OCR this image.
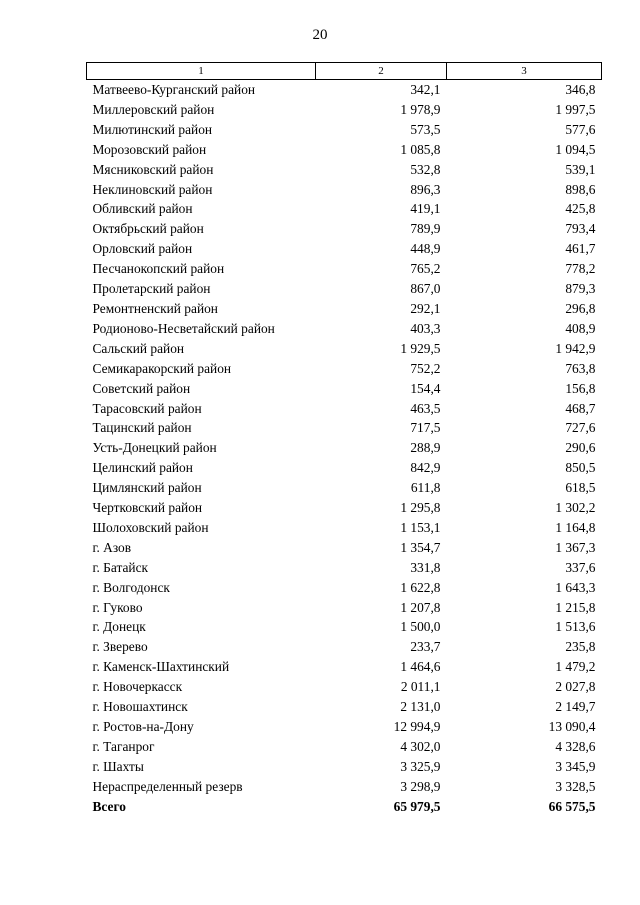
20
1	2	3
Матвеево-Курганский район	342,1	346,8
Миллеровский район	1 978,9	1 997,5
Милютинский район	573,5	577,6
Морозовский район	1 085,8	1 094,5
Мясниковский район	532,8	539,1
Неклиновский район	896,3	898,6
Обливский район	419,1	425,8
Октябрьский район	789,9	793,4
Орловский район	448,9	461,7
Песчанокопский район	765,2	778,2
Пролетарский район	867,0	879,3
Ремонтненский район	292,1	296,8
Родионово-Несветайский район	403,3	408,9
Сальский район	1 929,5	1 942,9
Семикаракорский район	752,2	763,8
Советский район	154,4	156,8
Тарасовский район	463,5	468,7
Тацинский район	717,5	727,6
Усть-Донецкий район	288,9	290,6
Целинский район	842,9	850,5
Цимлянский район	611,8	618,5
Чертковский район	1 295,8	1 302,2
Шолоховский район	1 153,1	1 164,8
г. Азов	1 354,7	1 367,3
г. Батайск	331,8	337,6
г. Волгодонск	1 622,8	1 643,3
г. Гуково	1 207,8	1 215,8
г. Донецк	1 500,0	1 513,6
г. Зверево	233,7	235,8
г. Каменск-Шахтинский	1 464,6	1 479,2
г. Новочеркасск	2 011,1	2 027,8
г. Новошахтинск	2 131,0	2 149,7
г. Ростов-на-Дону	12 994,9	13 090,4
г. Таганрог	4 302,0	4 328,6
г. Шахты	3 325,9	3 345,9
Нераспределенный резерв	3 298,9	3 328,5
Всего	65 979,5	66 575,5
---
**Stated task:**
Output all of the entries verbatim, leaving out any images.

**Expected answer:**
OCR this image.
20
1	2	3
Матвеево-Курганский район	342,1	346,8
Миллеровский район	1 978,9	1 997,5
Милютинский район	573,5	577,6
Морозовский район	1 085,8	1 094,5
Мясниковский район	532,8	539,1
Неклиновский район	896,3	898,6
Обливский район	419,1	425,8
Октябрьский район	789,9	793,4
Орловский район	448,9	461,7
Песчанокопский район	765,2	778,2
Пролетарский район	867,0	879,3
Ремонтненский район	292,1	296,8
Родионово-Несветайский район	403,3	408,9
Сальский район	1 929,5	1 942,9
Семикаракорский район	752,2	763,8
Советский район	154,4	156,8
Тарасовский район	463,5	468,7
Тацинский район	717,5	727,6
Усть-Донецкий район	288,9	290,6
Целинский район	842,9	850,5
Цимлянский район	611,8	618,5
Чертковский район	1 295,8	1 302,2
Шолоховский район	1 153,1	1 164,8
г. Азов	1 354,7	1 367,3
г. Батайск	331,8	337,6
г. Волгодонск	1 622,8	1 643,3
г. Гуково	1 207,8	1 215,8
г. Донецк	1 500,0	1 513,6
г. Зверево	233,7	235,8
г. Каменск-Шахтинский	1 464,6	1 479,2
г. Новочеркасск	2 011,1	2 027,8
г. Новошахтинск	2 131,0	2 149,7
г. Ростов-на-Дону	12 994,9	13 090,4
г. Таганрог	4 302,0	4 328,6
г. Шахты	3 325,9	3 345,9
Нераспределенный резерв	3 298,9	3 328,5
Всего	65 979,5	66 575,5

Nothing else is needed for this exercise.